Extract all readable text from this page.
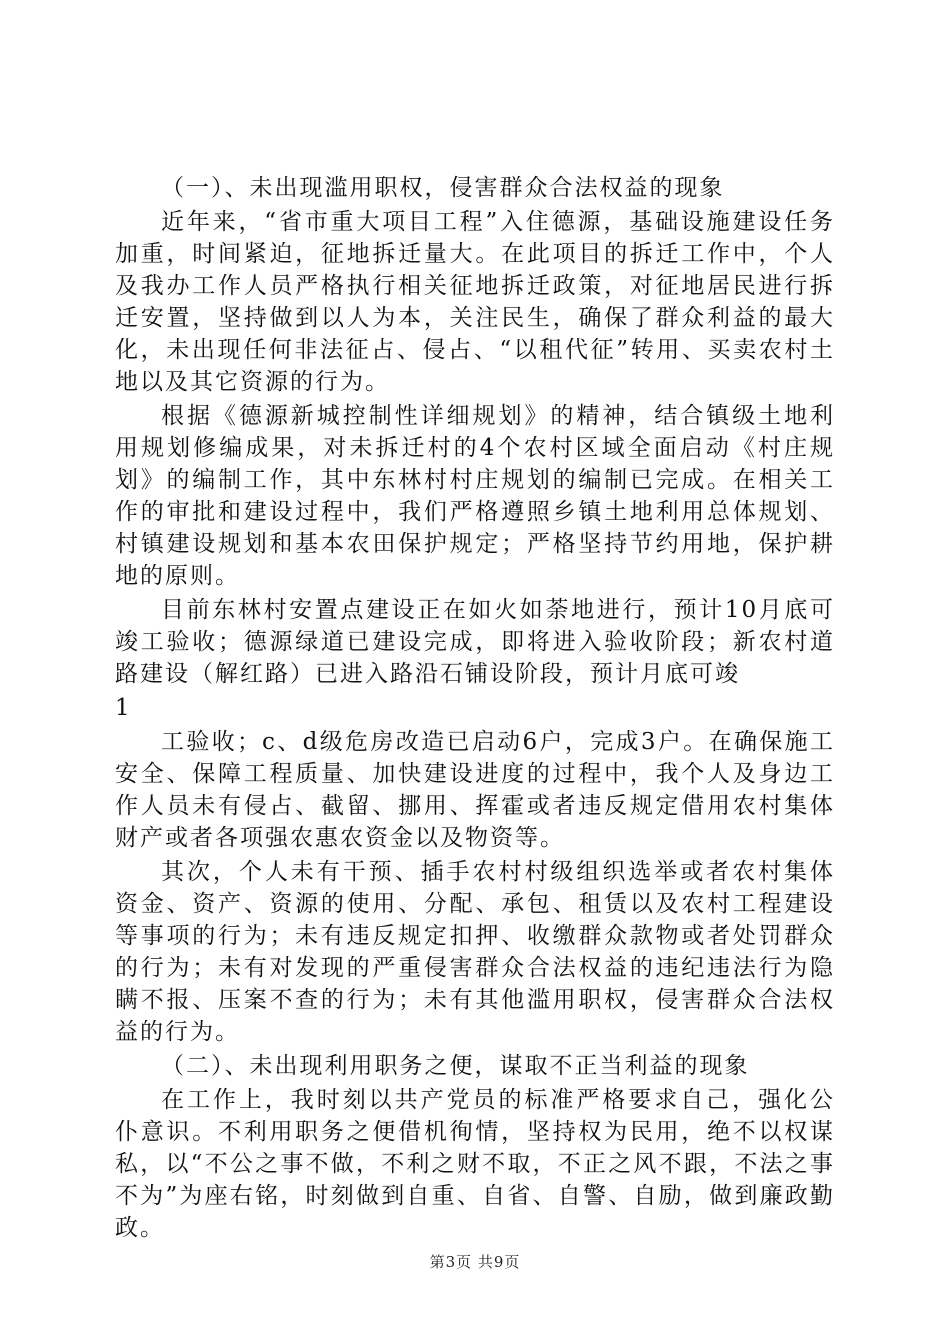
（一）、未出现滥用职权，侵害群众合法权益的现象

近年来，“省市重大项目工程”入住德源，基础设施建设任务加重，时间紧迫，征地拆迁量大。在此项目的拆迁工作中，个人及我办工作人员严格执行相关征地拆迁政策，对征地居民进行拆迁安置，坚持做到以人为本，关注民生，确保了群众利益的最大化，未出现任何非法征占、侵占、“以租代征”转用、买卖农村土地以及其它资源的行为。

根据《德源新城控制性详细规划》的精神，结合镇级土地利用规划修编成果，对未拆迁村的4个农村区域全面启动《村庄规划》的编制工作，其中东林村村庄规划的编制已完成。在相关工作的审批和建设过程中，我们严格遵照乡镇土地利用总体规划、村镇建设规划和基本农田保护规定；严格坚持节约用地，保护耕地的原则。

目前东林村安置点建设正在如火如荼地进行，预计10月底可竣工验收；德源绿道已建设完成，即将进入验收阶段；新农村道路建设（解红路）已进入路沿石铺设阶段，预计月底可竣

1

工验收；c、d级危房改造已启动6户，完成3户。在确保施工安全、保障工程质量、加快建设进度的过程中，我个人及身边工作人员未有侵占、截留、挪用、挥霍或者违反规定借用农村集体财产或者各项强农惠农资金以及物资等。

其次，个人未有干预、插手农村村级组织选举或者农村集体资金、资产、资源的使用、分配、承包、租赁以及农村工程建设等事项的行为；未有违反规定扣押、收缴群众款物或者处罚群众的行为；未有对发现的严重侵害群众合法权益的违纪违法行为隐瞒不报、压案不查的行为；未有其他滥用职权，侵害群众合法权益的行为。

（二）、未出现利用职务之便，谋取不正当利益的现象

在工作上，我时刻以共产党员的标准严格要求自己，强化公仆意识。不利用职务之便借机徇情，坚持权为民用，绝不以权谋私，以“不公之事不做，不利之财不取，不正之风不跟，不法之事不为”为座右铭，时刻做到自重、自省、自警、自励，做到廉政勤政。

第3页 共9页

### What the exercise asks
Repeat the material above verbatim, with no pictures in the output.

### Result of this task
Extract all readable text from this page.
（一）、未出现滥用职权，侵害群众合法权益的现象

近年来，“省市重大项目工程”入住德源，基础设施建设任务加重，时间紧迫，征地拆迁量大。在此项目的拆迁工作中，个人及我办工作人员严格执行相关征地拆迁政策，对征地居民进行拆迁安置，坚持做到以人为本，关注民生，确保了群众利益的最大化，未出现任何非法征占、侵占、“以租代征”转用、买卖农村土地以及其它资源的行为。

根据《德源新城控制性详细规划》的精神，结合镇级土地利用规划修编成果，对未拆迁村的4个农村区域全面启动《村庄规划》的编制工作，其中东林村村庄规划的编制已完成。在相关工作的审批和建设过程中，我们严格遵照乡镇土地利用总体规划、村镇建设规划和基本农田保护规定；严格坚持节约用地，保护耕地的原则。

目前东林村安置点建设正在如火如荼地进行，预计10月底可竣工验收；德源绿道已建设完成，即将进入验收阶段；新农村道路建设（解红路）已进入路沿石铺设阶段，预计月底可竣

1

工验收；c、d级危房改造已启动6户，完成3户。在确保施工安全、保障工程质量、加快建设进度的过程中，我个人及身边工作人员未有侵占、截留、挪用、挥霍或者违反规定借用农村集体财产或者各项强农惠农资金以及物资等。

其次，个人未有干预、插手农村村级组织选举或者农村集体资金、资产、资源的使用、分配、承包、租赁以及农村工程建设等事项的行为；未有违反规定扣押、收缴群众款物或者处罚群众的行为；未有对发现的严重侵害群众合法权益的违纪违法行为隐瞒不报、压案不查的行为；未有其他滥用职权，侵害群众合法权益的行为。

（二）、未出现利用职务之便，谋取不正当利益的现象

在工作上，我时刻以共产党员的标准严格要求自己，强化公仆意识。不利用职务之便借机徇情，坚持权为民用，绝不以权谋私，以“不公之事不做，不利之财不取，不正之风不跟，不法之事不为”为座右铭，时刻做到自重、自省、自警、自励，做到廉政勤政。

第3页 共9页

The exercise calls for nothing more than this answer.